BRIEF
Every entry must be echoed exactly.
......
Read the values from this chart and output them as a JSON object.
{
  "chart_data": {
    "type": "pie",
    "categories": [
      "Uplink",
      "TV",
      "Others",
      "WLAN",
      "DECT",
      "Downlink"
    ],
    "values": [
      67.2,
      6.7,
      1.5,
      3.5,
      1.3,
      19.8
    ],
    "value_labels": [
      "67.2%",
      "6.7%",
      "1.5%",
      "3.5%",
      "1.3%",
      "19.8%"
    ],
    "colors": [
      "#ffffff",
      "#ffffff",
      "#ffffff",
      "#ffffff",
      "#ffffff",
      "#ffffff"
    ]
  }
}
......
CORRECT OUTPUT
Read the values from this chart and output them as a JSON object.
{
  "chart_data": {
    "type": "pie",
    "categories": [
      "Uplink",
      "TV",
      "Others",
      "WLAN",
      "DECT",
      "Downlink"
    ],
    "values": [
      67.2,
      6.7,
      1.5,
      3.5,
      1.3,
      19.8
    ],
    "value_labels": [
      "67.2%",
      "6.7%",
      "1.5%",
      "3.5%",
      "1.3%",
      "19.8%"
    ],
    "colors": [
      "#ffffff",
      "#ffffff",
      "#ffffff",
      "#ffffff",
      "#ffffff",
      "#ffffff"
    ]
  }
}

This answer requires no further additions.